**Provided data:**
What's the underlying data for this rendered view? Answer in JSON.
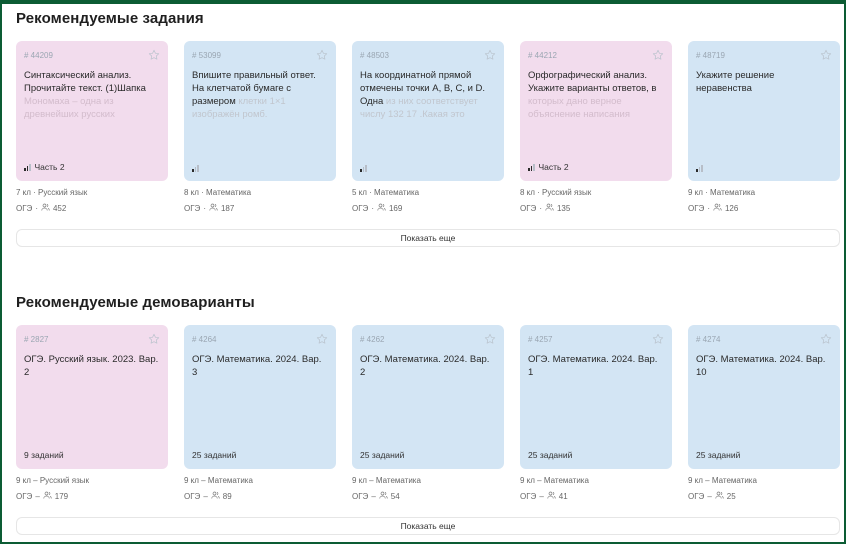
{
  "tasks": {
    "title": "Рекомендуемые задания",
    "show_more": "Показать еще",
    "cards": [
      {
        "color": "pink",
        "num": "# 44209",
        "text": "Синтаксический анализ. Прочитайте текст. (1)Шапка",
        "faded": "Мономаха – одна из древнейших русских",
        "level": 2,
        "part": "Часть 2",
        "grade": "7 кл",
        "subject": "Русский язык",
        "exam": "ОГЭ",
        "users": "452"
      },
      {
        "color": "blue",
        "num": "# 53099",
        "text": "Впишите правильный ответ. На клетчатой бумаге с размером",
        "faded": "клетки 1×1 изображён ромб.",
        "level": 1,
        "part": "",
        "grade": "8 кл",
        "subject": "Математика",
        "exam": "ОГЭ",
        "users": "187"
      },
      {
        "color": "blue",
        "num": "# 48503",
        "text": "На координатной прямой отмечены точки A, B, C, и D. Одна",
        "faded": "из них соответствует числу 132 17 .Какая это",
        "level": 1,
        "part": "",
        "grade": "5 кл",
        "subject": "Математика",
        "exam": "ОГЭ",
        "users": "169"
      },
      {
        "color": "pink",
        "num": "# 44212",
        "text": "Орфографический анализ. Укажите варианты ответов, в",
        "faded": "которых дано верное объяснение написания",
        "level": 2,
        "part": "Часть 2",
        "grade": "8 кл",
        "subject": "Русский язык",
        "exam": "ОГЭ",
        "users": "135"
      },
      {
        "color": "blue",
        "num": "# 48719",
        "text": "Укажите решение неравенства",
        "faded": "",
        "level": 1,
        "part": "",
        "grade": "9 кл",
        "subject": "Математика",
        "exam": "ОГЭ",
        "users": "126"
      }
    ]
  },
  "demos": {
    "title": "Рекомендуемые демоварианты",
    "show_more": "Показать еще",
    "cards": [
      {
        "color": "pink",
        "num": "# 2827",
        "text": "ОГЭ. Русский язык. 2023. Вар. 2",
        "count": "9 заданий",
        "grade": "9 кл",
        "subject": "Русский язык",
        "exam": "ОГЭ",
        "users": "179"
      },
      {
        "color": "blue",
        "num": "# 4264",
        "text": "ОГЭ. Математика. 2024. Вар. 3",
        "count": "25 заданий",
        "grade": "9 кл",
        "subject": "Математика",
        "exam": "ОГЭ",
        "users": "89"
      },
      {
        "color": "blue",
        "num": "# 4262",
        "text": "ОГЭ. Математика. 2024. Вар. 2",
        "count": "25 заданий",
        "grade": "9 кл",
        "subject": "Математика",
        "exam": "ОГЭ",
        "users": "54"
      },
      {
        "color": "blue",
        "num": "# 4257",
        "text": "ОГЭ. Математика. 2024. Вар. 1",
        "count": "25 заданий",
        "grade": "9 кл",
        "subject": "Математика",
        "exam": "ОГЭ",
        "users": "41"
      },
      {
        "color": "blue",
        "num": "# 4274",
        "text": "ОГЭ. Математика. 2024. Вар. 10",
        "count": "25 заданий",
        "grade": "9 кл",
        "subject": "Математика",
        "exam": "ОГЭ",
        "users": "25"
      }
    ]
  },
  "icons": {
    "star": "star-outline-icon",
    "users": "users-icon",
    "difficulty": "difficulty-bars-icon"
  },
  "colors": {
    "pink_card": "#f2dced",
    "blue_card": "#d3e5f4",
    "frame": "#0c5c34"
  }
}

==

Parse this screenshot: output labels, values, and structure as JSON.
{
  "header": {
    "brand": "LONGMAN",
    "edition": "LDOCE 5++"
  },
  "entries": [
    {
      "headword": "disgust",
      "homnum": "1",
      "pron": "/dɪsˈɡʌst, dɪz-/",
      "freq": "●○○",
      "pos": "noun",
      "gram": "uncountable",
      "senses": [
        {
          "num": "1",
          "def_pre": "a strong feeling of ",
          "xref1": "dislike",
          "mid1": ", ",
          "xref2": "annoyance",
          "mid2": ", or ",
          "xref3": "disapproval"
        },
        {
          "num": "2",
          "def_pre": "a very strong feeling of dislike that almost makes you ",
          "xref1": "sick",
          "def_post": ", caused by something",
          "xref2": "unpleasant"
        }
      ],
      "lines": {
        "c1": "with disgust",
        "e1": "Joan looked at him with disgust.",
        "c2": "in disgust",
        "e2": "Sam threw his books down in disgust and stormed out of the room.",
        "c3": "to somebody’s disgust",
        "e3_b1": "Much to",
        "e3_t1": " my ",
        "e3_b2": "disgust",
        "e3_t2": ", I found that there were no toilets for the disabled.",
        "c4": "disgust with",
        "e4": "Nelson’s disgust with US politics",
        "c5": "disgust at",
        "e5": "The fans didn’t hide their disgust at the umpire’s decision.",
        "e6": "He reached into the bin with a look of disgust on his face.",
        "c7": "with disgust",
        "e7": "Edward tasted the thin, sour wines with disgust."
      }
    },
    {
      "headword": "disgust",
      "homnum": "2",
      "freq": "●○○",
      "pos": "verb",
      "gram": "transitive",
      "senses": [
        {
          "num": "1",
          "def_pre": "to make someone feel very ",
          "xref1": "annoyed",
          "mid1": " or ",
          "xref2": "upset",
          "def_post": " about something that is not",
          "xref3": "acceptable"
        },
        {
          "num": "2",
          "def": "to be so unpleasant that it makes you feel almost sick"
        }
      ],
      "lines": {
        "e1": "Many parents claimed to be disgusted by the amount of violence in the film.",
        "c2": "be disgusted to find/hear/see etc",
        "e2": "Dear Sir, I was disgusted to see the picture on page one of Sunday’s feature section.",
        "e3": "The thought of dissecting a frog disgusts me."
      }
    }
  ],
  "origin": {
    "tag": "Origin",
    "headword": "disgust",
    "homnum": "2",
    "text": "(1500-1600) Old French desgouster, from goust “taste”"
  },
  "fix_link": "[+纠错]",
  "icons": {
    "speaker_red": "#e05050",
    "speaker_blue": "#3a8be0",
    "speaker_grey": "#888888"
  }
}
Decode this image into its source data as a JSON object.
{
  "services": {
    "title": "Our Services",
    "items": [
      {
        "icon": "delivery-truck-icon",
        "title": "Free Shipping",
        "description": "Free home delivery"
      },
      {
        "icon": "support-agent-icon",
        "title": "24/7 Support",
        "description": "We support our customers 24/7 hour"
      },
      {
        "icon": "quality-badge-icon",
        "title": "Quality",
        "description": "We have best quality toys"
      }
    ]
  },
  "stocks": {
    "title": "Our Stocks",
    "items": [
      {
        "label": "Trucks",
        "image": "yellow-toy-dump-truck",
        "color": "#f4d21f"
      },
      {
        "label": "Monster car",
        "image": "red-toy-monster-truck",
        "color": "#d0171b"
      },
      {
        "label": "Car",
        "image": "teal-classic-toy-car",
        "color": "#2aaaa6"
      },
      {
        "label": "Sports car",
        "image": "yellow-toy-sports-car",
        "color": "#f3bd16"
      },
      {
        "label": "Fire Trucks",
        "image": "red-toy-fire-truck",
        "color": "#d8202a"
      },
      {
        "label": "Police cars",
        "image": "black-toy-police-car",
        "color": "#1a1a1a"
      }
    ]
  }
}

* * *

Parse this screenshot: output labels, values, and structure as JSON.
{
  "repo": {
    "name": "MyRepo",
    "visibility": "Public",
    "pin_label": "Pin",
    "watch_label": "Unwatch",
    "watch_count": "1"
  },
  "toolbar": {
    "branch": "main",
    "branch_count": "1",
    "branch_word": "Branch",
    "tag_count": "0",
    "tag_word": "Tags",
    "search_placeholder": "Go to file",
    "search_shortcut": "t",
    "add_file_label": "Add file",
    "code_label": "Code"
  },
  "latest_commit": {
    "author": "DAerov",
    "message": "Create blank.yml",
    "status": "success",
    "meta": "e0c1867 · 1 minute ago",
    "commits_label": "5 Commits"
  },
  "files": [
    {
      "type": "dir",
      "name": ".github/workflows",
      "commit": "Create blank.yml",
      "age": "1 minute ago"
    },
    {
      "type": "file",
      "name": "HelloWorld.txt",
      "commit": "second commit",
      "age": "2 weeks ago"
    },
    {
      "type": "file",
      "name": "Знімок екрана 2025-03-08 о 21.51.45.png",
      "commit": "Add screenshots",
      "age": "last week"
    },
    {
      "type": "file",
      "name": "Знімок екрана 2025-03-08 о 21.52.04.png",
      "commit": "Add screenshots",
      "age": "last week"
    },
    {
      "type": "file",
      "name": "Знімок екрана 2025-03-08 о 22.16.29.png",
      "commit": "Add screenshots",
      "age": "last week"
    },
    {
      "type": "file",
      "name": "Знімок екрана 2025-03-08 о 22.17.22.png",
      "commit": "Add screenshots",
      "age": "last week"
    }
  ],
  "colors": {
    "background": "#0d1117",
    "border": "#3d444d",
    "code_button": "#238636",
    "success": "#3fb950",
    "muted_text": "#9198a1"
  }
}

**Required task:** Copy every line of the listing that contains the word "this".

**Full answer:**
What's the underlying data for this rendered view? Answer in JSON.
Parse this screenshot: output labels, values, and structure as JSON.
Decode this image into its source data as a JSON object.
Parse this screenshot: output labels, values, and structure as JSON.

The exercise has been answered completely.